§ Work instructions
Pick out all lines in the listing holding the string "September" and copy them.

§ Dataset rows
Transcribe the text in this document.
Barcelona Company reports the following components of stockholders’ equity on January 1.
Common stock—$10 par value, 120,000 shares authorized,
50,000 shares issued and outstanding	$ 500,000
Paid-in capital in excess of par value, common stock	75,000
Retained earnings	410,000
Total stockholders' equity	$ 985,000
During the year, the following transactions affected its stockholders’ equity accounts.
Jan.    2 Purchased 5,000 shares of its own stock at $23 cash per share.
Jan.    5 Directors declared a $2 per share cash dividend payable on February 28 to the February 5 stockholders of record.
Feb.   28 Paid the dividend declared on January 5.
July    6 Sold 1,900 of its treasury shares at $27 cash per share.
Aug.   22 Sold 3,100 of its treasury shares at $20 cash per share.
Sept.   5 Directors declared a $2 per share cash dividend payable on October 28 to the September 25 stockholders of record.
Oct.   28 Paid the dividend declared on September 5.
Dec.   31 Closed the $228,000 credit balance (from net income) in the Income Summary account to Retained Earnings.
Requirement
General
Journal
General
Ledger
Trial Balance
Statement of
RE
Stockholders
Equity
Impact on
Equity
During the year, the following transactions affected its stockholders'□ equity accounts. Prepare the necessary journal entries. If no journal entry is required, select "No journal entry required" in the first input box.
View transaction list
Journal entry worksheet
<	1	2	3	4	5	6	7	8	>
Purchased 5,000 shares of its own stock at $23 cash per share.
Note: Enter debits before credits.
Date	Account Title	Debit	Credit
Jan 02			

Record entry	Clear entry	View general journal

§ Output of the task
Sept.   5 Directors declared a $2 per share cash dividend payable on October 28 to the September 25 stockholders of record.
Oct.   28 Paid the dividend declared on September 5.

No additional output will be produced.